- _Written request_:
Make an exact copy of all the entries below, with the pictures left out.

- _Entries shown_:
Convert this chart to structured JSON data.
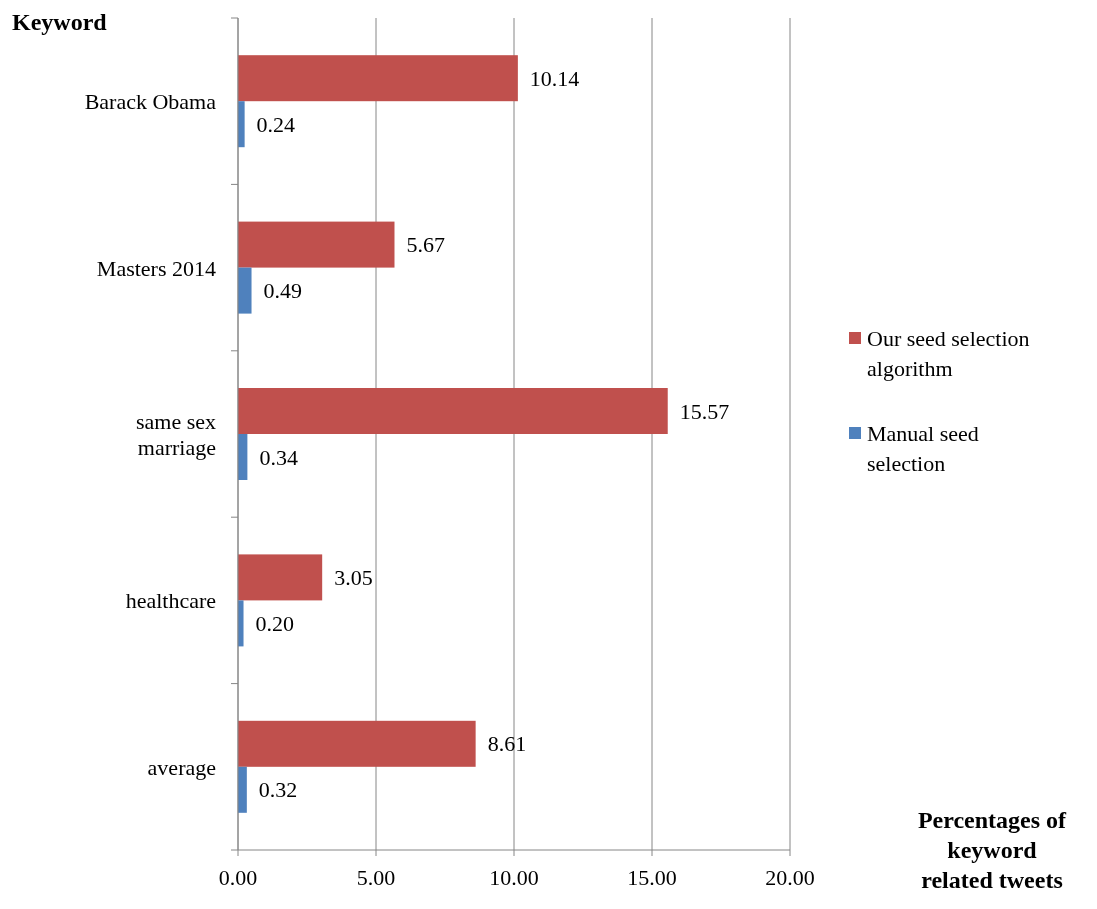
{
  "chart_data": {
    "type": "bar",
    "orientation": "horizontal",
    "xlabel": "Percentages of keyword related tweets",
    "ylabel": "Keyword",
    "categories": [
      "Barack Obama",
      "Masters 2014",
      "same sex marriage",
      "healthcare",
      "average"
    ],
    "series": [
      {
        "name": "Our seed selection algorithm",
        "color": "#c0504d",
        "values": [
          10.14,
          5.67,
          15.57,
          3.05,
          8.61
        ],
        "value_labels": [
          "10.14",
          "5.67",
          "15.57",
          "3.05",
          "8.61"
        ]
      },
      {
        "name": "Manual seed selection",
        "color": "#4f81bd",
        "values": [
          0.24,
          0.49,
          0.34,
          0.2,
          0.32
        ],
        "value_labels": [
          "0.24",
          "0.49",
          "0.34",
          "0.20",
          "0.32"
        ]
      }
    ],
    "xlim": [
      0,
      20
    ],
    "xticks": [
      {
        "value": 0,
        "label": "0.00"
      },
      {
        "value": 5,
        "label": "5.00"
      },
      {
        "value": 10,
        "label": "10.00"
      },
      {
        "value": 15,
        "label": "15.00"
      },
      {
        "value": 20,
        "label": "20.00"
      }
    ],
    "grid": "x",
    "legend": "right"
  }
}
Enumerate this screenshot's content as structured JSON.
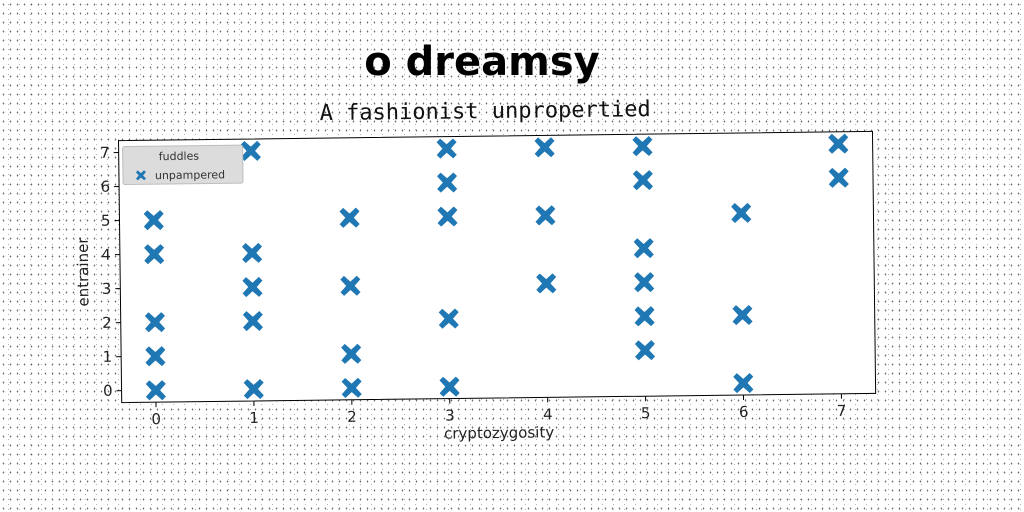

- _Task output_:
Convert this chart to structured JSON data.
{
  "chart_data": {
    "type": "bar",
    "orientation": "horizontal",
    "xlabel": "Percentages of keyword related tweets",
    "ylabel": "Keyword",
    "categories": [
      "Barack Obama",
      "Masters 2014",
      "same sex marriage",
      "healthcare",
      "average"
    ],
    "series": [
      {
        "name": "Our seed selection algorithm",
        "color": "#c0504d",
        "values": [
          10.14,
          5.67,
          15.57,
          3.05,
          8.61
        ],
        "value_labels": [
          "10.14",
          "5.67",
          "15.57",
          "3.05",
          "8.61"
        ]
      },
      {
        "name": "Manual seed selection",
        "color": "#4f81bd",
        "values": [
          0.24,
          0.49,
          0.34,
          0.2,
          0.32
        ],
        "value_labels": [
          "0.24",
          "0.49",
          "0.34",
          "0.20",
          "0.32"
        ]
      }
    ],
    "xlim": [
      0,
      20
    ],
    "xticks": [
      {
        "value": 0,
        "label": "0.00"
      },
      {
        "value": 5,
        "label": "5.00"
      },
      {
        "value": 10,
        "label": "10.00"
      },
      {
        "value": 15,
        "label": "15.00"
      },
      {
        "value": 20,
        "label": "20.00"
      }
    ],
    "grid": "x",
    "legend": "right"
  }
}
Enumerate this screenshot's content as structured JSON.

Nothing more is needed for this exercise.